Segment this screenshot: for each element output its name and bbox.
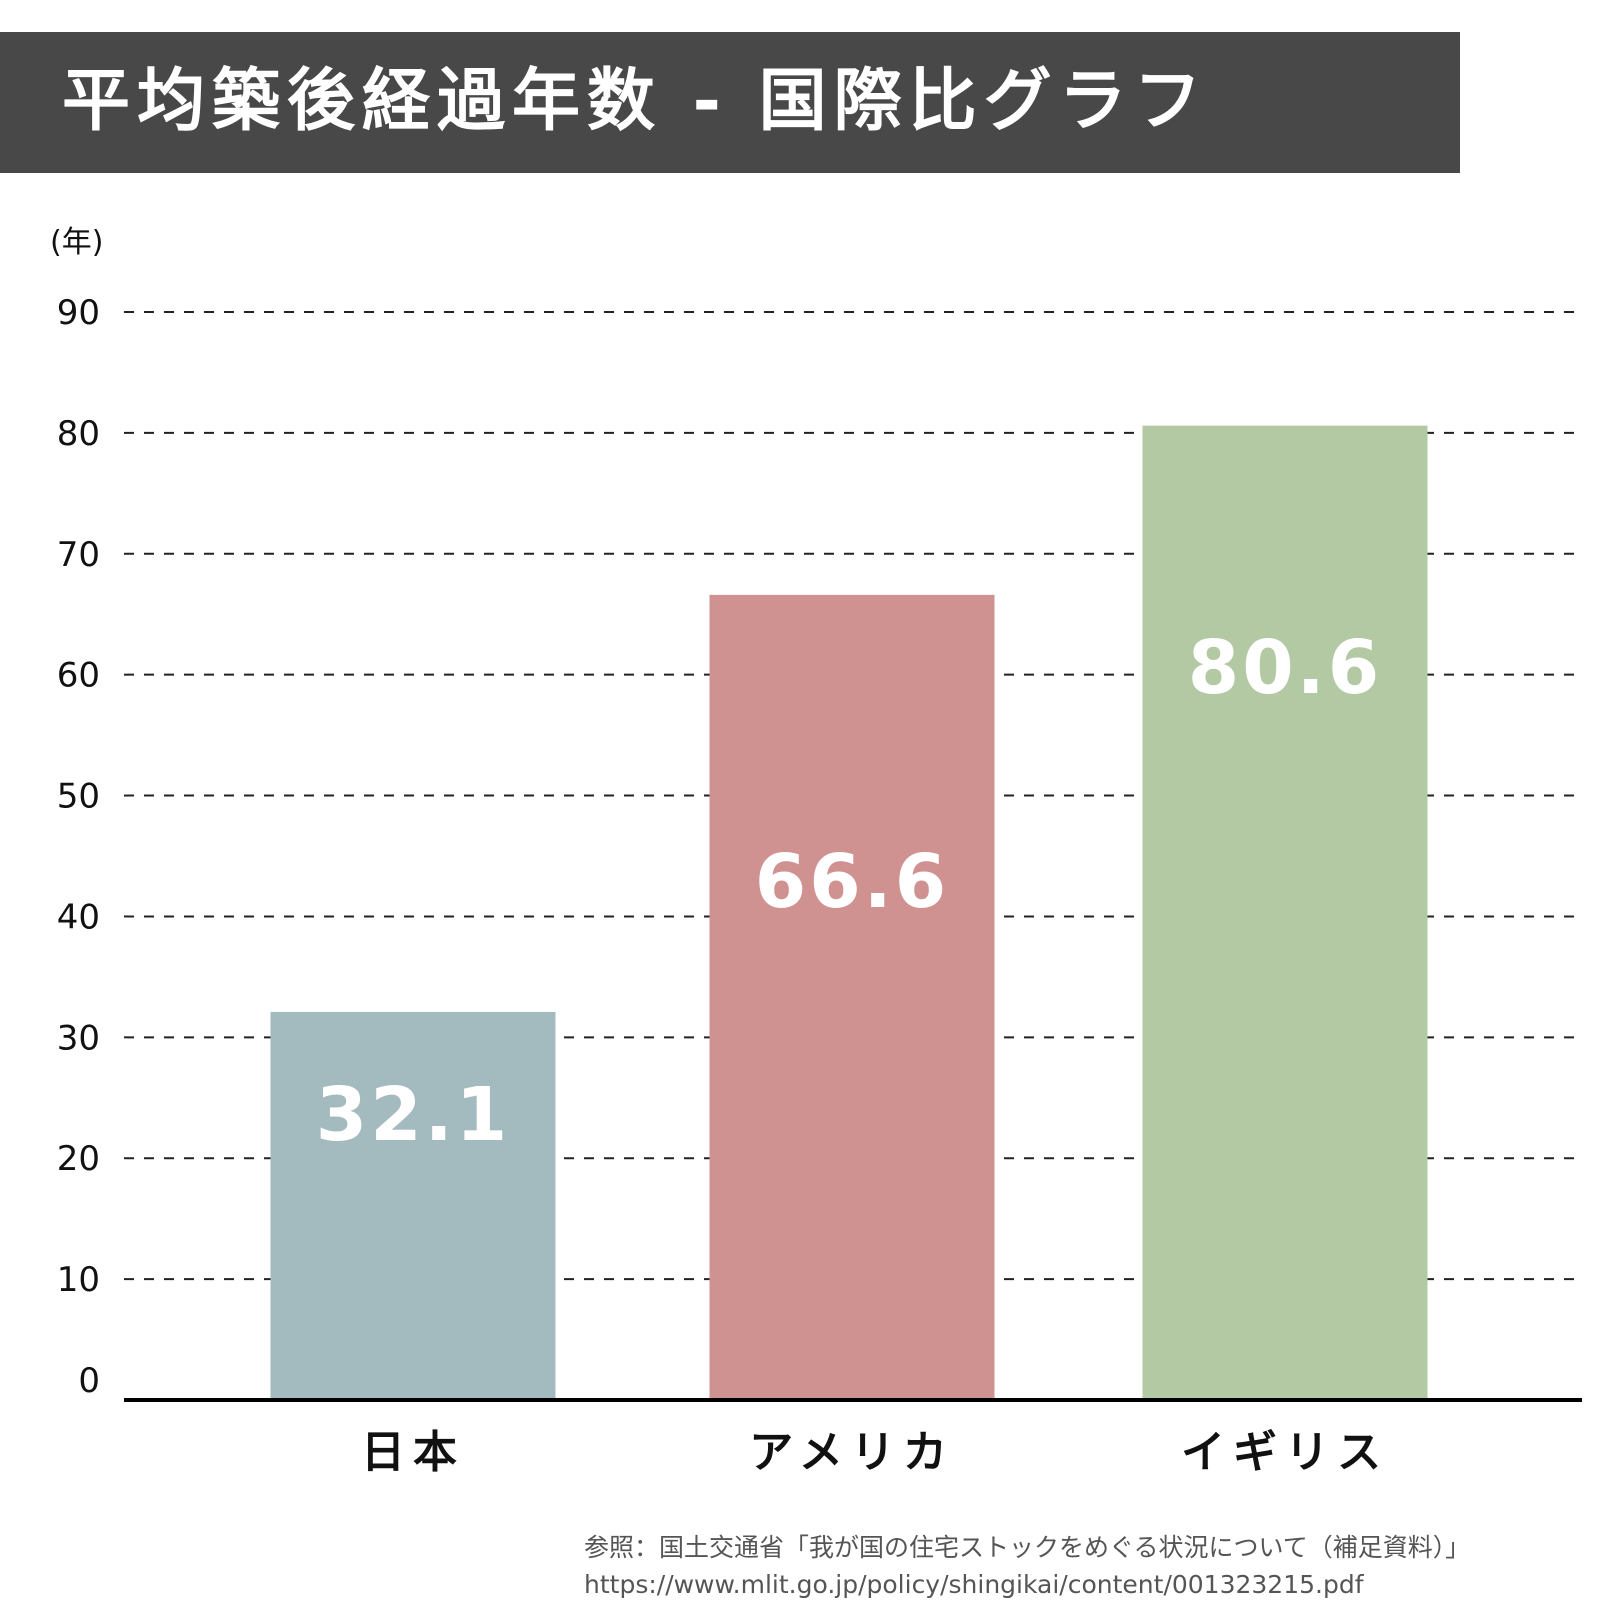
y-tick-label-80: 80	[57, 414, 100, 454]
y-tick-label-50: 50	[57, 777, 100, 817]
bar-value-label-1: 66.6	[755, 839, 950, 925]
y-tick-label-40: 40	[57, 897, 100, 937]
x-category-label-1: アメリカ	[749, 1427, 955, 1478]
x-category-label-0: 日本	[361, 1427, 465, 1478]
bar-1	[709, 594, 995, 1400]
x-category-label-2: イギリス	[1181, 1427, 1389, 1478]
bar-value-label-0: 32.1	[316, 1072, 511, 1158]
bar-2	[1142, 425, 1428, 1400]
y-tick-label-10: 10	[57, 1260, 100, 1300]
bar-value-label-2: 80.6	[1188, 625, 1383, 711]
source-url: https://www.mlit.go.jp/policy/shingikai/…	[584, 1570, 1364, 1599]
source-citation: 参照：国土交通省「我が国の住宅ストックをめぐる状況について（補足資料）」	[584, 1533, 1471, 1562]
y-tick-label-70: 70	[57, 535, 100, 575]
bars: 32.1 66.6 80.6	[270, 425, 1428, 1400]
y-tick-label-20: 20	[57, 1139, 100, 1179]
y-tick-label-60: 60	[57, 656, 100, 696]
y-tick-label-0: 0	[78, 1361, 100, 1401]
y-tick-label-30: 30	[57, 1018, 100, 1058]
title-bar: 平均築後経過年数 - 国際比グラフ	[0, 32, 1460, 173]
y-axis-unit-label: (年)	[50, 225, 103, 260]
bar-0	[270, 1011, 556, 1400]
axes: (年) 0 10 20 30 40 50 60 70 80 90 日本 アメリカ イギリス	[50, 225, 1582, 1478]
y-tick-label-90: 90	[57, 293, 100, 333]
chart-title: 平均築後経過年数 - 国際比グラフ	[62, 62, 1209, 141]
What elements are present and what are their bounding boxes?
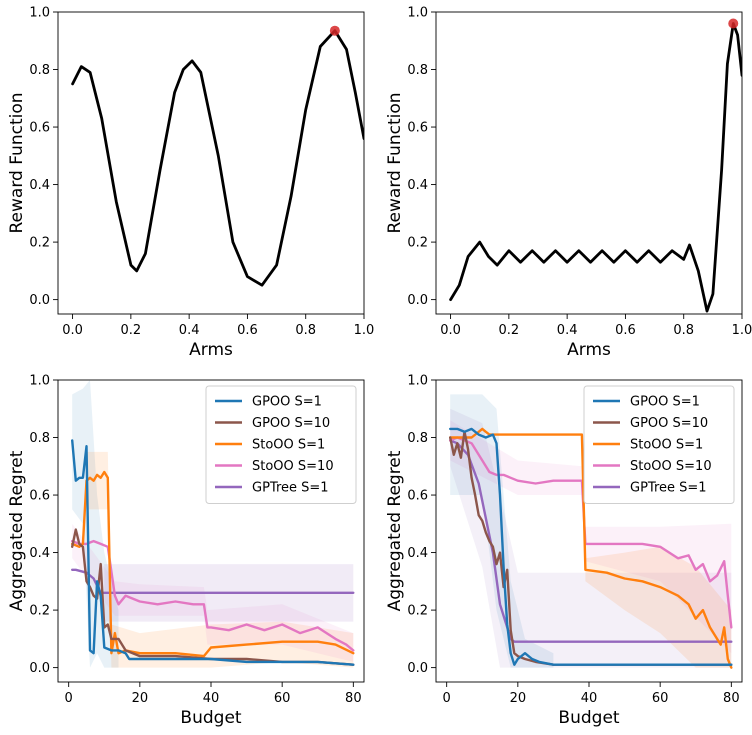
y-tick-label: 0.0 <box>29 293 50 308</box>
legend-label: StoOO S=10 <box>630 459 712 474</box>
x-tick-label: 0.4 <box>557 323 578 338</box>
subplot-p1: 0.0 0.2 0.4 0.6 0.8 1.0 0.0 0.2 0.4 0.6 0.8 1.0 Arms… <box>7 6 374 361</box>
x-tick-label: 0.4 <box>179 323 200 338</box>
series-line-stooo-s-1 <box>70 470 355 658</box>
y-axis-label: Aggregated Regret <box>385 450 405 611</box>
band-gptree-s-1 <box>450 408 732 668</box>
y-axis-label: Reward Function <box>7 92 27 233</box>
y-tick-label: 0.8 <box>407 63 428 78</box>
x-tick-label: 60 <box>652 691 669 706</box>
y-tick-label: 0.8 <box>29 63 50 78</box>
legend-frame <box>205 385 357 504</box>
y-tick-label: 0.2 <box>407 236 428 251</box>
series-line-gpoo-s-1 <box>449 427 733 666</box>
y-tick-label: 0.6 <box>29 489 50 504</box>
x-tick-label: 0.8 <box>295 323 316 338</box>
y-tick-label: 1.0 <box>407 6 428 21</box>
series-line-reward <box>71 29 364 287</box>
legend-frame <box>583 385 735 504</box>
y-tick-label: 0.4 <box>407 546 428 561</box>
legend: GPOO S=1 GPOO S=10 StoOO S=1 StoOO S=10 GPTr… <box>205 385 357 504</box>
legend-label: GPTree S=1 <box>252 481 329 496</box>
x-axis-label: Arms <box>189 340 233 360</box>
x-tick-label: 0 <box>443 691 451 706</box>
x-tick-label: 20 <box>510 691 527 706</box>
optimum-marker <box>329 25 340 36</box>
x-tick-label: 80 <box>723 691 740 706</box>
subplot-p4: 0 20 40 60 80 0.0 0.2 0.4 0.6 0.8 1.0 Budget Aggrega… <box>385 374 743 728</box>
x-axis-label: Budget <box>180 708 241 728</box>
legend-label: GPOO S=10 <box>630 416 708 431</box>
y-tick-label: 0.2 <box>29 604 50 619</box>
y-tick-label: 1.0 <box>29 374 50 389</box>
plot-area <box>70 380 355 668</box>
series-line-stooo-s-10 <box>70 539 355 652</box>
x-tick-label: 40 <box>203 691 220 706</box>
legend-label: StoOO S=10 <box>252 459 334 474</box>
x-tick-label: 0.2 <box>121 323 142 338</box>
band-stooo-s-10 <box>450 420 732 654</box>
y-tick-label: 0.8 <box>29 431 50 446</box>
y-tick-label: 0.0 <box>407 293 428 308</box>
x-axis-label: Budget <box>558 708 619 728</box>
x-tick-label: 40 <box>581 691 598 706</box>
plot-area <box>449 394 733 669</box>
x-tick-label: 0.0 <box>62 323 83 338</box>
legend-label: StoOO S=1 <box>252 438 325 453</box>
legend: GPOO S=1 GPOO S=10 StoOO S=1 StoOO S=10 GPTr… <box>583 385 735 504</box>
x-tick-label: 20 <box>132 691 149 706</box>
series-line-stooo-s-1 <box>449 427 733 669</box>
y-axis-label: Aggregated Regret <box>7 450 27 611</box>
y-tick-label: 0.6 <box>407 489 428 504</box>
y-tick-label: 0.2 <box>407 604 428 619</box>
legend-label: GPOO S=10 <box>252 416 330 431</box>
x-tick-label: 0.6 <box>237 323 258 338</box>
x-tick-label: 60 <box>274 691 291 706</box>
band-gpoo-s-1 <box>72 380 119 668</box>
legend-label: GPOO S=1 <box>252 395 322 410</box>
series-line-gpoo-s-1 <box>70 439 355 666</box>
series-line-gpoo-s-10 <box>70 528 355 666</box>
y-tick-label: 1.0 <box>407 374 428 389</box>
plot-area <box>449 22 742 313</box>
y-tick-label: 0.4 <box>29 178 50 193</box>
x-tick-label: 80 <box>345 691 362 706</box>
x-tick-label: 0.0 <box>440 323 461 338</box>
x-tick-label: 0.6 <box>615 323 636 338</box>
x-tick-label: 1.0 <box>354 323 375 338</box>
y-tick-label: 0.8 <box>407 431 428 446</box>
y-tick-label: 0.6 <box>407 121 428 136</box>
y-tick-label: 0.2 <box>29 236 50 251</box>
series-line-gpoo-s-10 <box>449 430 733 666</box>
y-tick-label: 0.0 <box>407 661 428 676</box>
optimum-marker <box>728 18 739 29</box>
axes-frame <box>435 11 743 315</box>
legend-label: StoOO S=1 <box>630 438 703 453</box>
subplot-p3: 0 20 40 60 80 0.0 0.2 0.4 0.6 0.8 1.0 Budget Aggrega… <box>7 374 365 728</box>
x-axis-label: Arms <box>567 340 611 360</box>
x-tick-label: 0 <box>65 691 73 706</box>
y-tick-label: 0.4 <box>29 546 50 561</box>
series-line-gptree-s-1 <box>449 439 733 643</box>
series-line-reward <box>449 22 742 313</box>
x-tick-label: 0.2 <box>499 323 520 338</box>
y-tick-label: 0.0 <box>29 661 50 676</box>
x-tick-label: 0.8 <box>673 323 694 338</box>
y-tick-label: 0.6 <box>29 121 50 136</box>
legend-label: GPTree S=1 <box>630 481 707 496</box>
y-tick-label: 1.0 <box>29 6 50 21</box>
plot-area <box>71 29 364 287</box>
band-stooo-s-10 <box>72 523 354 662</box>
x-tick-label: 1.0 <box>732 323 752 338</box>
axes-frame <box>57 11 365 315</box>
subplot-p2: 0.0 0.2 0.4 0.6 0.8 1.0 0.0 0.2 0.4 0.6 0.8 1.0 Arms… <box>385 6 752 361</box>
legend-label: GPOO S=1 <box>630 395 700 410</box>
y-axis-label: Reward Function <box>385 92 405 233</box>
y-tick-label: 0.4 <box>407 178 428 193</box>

########

**Given exercise**
Reproduce every item above word for word, keeping all lines of both blocks in their original order, but omit the pictures.

**The solution**
Segment this screenshot: for each element output its name and bbox.
y-tick-label-80: 80	[57, 414, 100, 454]
y-tick-label-50: 50	[57, 777, 100, 817]
bar-value-label-1: 66.6	[755, 839, 950, 925]
y-tick-label-40: 40	[57, 897, 100, 937]
x-category-label-1: アメリカ	[749, 1427, 955, 1478]
x-category-label-0: 日本	[361, 1427, 465, 1478]
bar-1	[709, 594, 995, 1400]
x-category-label-2: イギリス	[1181, 1427, 1389, 1478]
bar-value-label-0: 32.1	[316, 1072, 511, 1158]
bar-2	[1142, 425, 1428, 1400]
y-tick-label-10: 10	[57, 1260, 100, 1300]
bar-value-label-2: 80.6	[1188, 625, 1383, 711]
source-url: https://www.mlit.go.jp/policy/shingikai/…	[584, 1570, 1364, 1599]
source-citation: 参照：国土交通省「我が国の住宅ストックをめぐる状況について（補足資料）」	[584, 1533, 1471, 1562]
y-tick-label-70: 70	[57, 535, 100, 575]
bars: 32.1 66.6 80.6	[270, 425, 1428, 1400]
y-tick-label-20: 20	[57, 1139, 100, 1179]
y-tick-label-60: 60	[57, 656, 100, 696]
y-tick-label-0: 0	[78, 1361, 100, 1401]
y-tick-label-30: 30	[57, 1018, 100, 1058]
title-bar: 平均築後経過年数 - 国際比グラフ	[0, 32, 1460, 173]
y-axis-unit-label: (年)	[50, 225, 103, 260]
bar-0	[270, 1011, 556, 1400]
axes: (年) 0 10 20 30 40 50 60 70 80 90 日本 アメリカ イギリス	[50, 225, 1582, 1478]
y-tick-label-90: 90	[57, 293, 100, 333]
chart-title: 平均築後経過年数 - 国際比グラフ	[62, 62, 1209, 141]
What elements are present and what are their bounding boxes?
y-tick-label: 0.0 <box>29 293 50 308</box>
legend-label: StoOO S=10 <box>630 459 712 474</box>
x-tick-label: 0.4 <box>557 323 578 338</box>
subplot-p1: 0.0 0.2 0.4 0.6 0.8 1.0 0.0 0.2 0.4 0.6 0.8 1.0 Arms… <box>7 6 374 361</box>
x-tick-label: 0.4 <box>179 323 200 338</box>
series-line-stooo-s-1 <box>70 470 355 658</box>
y-axis-label: Aggregated Regret <box>385 450 405 611</box>
band-gptree-s-1 <box>450 408 732 668</box>
y-axis-label: Reward Function <box>7 92 27 233</box>
y-tick-label: 0.8 <box>407 63 428 78</box>
x-tick-label: 60 <box>652 691 669 706</box>
y-tick-label: 0.8 <box>29 63 50 78</box>
legend-frame <box>205 385 357 504</box>
y-tick-label: 0.2 <box>407 236 428 251</box>
series-line-gpoo-s-1 <box>449 427 733 666</box>
y-tick-label: 0.6 <box>29 489 50 504</box>
x-tick-label: 0.8 <box>295 323 316 338</box>
y-tick-label: 1.0 <box>407 6 428 21</box>
series-line-reward <box>71 29 364 287</box>
legend-frame <box>583 385 735 504</box>
y-tick-label: 0.4 <box>407 546 428 561</box>
legend: GPOO S=1 GPOO S=10 StoOO S=1 StoOO S=10 GPTr… <box>205 385 357 504</box>
legend-label: GPTree S=1 <box>252 481 329 496</box>
x-axis-label: Arms <box>189 340 233 360</box>
x-tick-label: 0 <box>443 691 451 706</box>
x-tick-label: 20 <box>510 691 527 706</box>
optimum-marker <box>329 25 340 36</box>
x-tick-label: 80 <box>723 691 740 706</box>
subplot-p4: 0 20 40 60 80 0.0 0.2 0.4 0.6 0.8 1.0 Budget Aggrega… <box>385 374 743 728</box>
x-axis-label: Budget <box>180 708 241 728</box>
legend-label: GPOO S=10 <box>630 416 708 431</box>
y-tick-label: 0.2 <box>29 604 50 619</box>
y-tick-label: 1.0 <box>29 374 50 389</box>
plot-area <box>70 380 355 668</box>
series-line-stooo-s-10 <box>70 539 355 652</box>
x-tick-label: 40 <box>203 691 220 706</box>
legend-label: StoOO S=10 <box>252 459 334 474</box>
x-tick-label: 0.2 <box>121 323 142 338</box>
band-stooo-s-10 <box>450 420 732 654</box>
y-tick-label: 0.8 <box>29 431 50 446</box>
y-tick-label: 0.0 <box>407 293 428 308</box>
x-axis-label: Budget <box>558 708 619 728</box>
x-tick-label: 40 <box>581 691 598 706</box>
plot-area <box>449 394 733 669</box>
x-tick-label: 0.0 <box>62 323 83 338</box>
legend-label: StoOO S=1 <box>252 438 325 453</box>
legend: GPOO S=1 GPOO S=10 StoOO S=1 StoOO S=10 GPTr… <box>583 385 735 504</box>
x-tick-label: 20 <box>132 691 149 706</box>
series-line-stooo-s-1 <box>449 427 733 669</box>
y-axis-label: Aggregated Regret <box>7 450 27 611</box>
y-tick-label: 0.6 <box>407 489 428 504</box>
y-tick-label: 0.2 <box>407 604 428 619</box>
legend-label: GPOO S=10 <box>252 416 330 431</box>
x-tick-label: 0.6 <box>237 323 258 338</box>
x-tick-label: 60 <box>274 691 291 706</box>
band-gpoo-s-1 <box>72 380 119 668</box>
legend-label: GPOO S=1 <box>252 395 322 410</box>
series-line-gpoo-s-1 <box>70 439 355 666</box>
series-line-gpoo-s-10 <box>70 528 355 666</box>
y-tick-label: 1.0 <box>407 374 428 389</box>
plot-area <box>449 22 742 313</box>
y-tick-label: 0.4 <box>29 178 50 193</box>
x-tick-label: 80 <box>345 691 362 706</box>
x-tick-label: 0.0 <box>440 323 461 338</box>
x-tick-label: 0.6 <box>615 323 636 338</box>
x-tick-label: 1.0 <box>354 323 375 338</box>
y-tick-label: 0.8 <box>407 431 428 446</box>
y-tick-label: 0.6 <box>407 121 428 136</box>
y-tick-label: 0.2 <box>29 236 50 251</box>
series-line-gpoo-s-10 <box>449 430 733 666</box>
y-tick-label: 0.0 <box>407 661 428 676</box>
optimum-marker <box>728 18 739 29</box>
axes-frame <box>435 11 743 315</box>
legend-label: StoOO S=1 <box>630 438 703 453</box>
subplot-p3: 0 20 40 60 80 0.0 0.2 0.4 0.6 0.8 1.0 Budget Aggrega… <box>7 374 365 728</box>
x-axis-label: Arms <box>567 340 611 360</box>
x-tick-label: 0 <box>65 691 73 706</box>
y-tick-label: 0.4 <box>29 546 50 561</box>
series-line-gptree-s-1 <box>449 439 733 643</box>
series-line-reward <box>449 22 742 313</box>
x-tick-label: 0.2 <box>499 323 520 338</box>
y-tick-label: 0.0 <box>29 661 50 676</box>
x-tick-label: 0.8 <box>673 323 694 338</box>
y-tick-label: 0.6 <box>29 121 50 136</box>
legend-label: GPTree S=1 <box>630 481 707 496</box>
y-tick-label: 1.0 <box>29 6 50 21</box>
plot-area <box>71 29 364 287</box>
band-stooo-s-10 <box>72 523 354 662</box>
x-tick-label: 1.0 <box>732 323 752 338</box>
axes-frame <box>57 11 365 315</box>
subplot-p2: 0.0 0.2 0.4 0.6 0.8 1.0 0.0 0.2 0.4 0.6 0.8 1.0 Arms… <box>385 6 752 361</box>
legend-label: GPOO S=1 <box>630 395 700 410</box>
y-axis-label: Reward Function <box>385 92 405 233</box>
y-tick-label: 0.4 <box>407 178 428 193</box>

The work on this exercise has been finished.